• **GIVEN PROBLEM**
List each line holding the string "location".

• **EXERCISE DATA**

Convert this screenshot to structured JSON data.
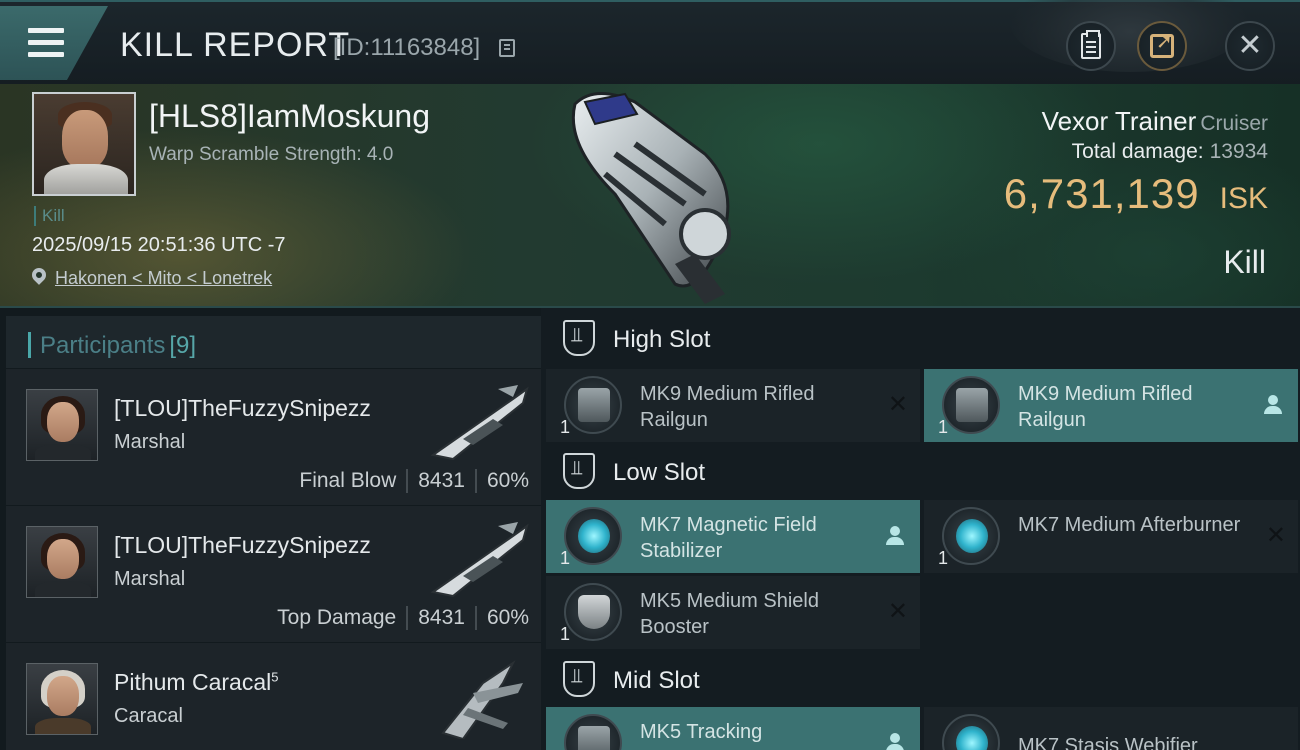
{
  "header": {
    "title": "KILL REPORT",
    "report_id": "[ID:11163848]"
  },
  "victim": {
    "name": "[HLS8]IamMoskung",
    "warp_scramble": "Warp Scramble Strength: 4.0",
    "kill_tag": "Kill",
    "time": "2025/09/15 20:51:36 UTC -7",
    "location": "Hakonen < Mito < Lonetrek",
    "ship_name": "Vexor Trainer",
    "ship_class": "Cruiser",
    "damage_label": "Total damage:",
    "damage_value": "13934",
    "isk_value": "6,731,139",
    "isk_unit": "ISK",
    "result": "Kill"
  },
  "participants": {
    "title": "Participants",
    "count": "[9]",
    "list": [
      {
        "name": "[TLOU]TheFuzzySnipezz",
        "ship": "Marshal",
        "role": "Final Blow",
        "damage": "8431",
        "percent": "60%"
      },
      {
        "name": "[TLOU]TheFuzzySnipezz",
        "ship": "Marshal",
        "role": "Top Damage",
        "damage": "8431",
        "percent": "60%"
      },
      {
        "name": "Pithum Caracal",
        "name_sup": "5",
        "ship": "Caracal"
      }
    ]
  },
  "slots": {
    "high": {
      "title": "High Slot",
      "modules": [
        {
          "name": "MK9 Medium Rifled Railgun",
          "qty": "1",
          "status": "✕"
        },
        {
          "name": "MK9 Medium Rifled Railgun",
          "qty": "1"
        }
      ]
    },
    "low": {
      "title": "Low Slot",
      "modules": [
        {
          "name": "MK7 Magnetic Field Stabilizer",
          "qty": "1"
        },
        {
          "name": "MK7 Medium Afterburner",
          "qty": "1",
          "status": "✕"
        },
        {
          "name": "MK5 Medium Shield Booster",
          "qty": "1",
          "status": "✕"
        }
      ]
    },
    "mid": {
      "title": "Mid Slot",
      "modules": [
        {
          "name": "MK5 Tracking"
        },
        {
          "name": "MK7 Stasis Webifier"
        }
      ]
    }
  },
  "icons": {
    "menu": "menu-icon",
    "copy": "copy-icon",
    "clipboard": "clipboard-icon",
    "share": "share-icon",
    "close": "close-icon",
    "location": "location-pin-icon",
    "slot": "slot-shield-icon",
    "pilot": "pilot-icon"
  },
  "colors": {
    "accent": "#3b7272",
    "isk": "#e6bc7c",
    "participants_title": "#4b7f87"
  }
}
---
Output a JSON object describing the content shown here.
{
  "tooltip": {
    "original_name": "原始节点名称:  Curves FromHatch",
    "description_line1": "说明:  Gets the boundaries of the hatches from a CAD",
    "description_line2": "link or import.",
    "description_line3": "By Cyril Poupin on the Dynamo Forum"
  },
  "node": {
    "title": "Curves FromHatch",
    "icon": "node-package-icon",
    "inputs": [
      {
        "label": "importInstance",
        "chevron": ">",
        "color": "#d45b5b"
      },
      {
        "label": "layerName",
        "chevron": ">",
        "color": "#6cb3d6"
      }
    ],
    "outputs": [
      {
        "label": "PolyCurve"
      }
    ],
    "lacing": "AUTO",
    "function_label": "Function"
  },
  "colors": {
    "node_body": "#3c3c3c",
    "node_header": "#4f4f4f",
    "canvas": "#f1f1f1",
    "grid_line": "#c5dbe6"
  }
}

• **SOLUTION TO THIS TASK**
    "location": "Hakonen < Mito < Lonetrek",
    "location": "location-pin-icon",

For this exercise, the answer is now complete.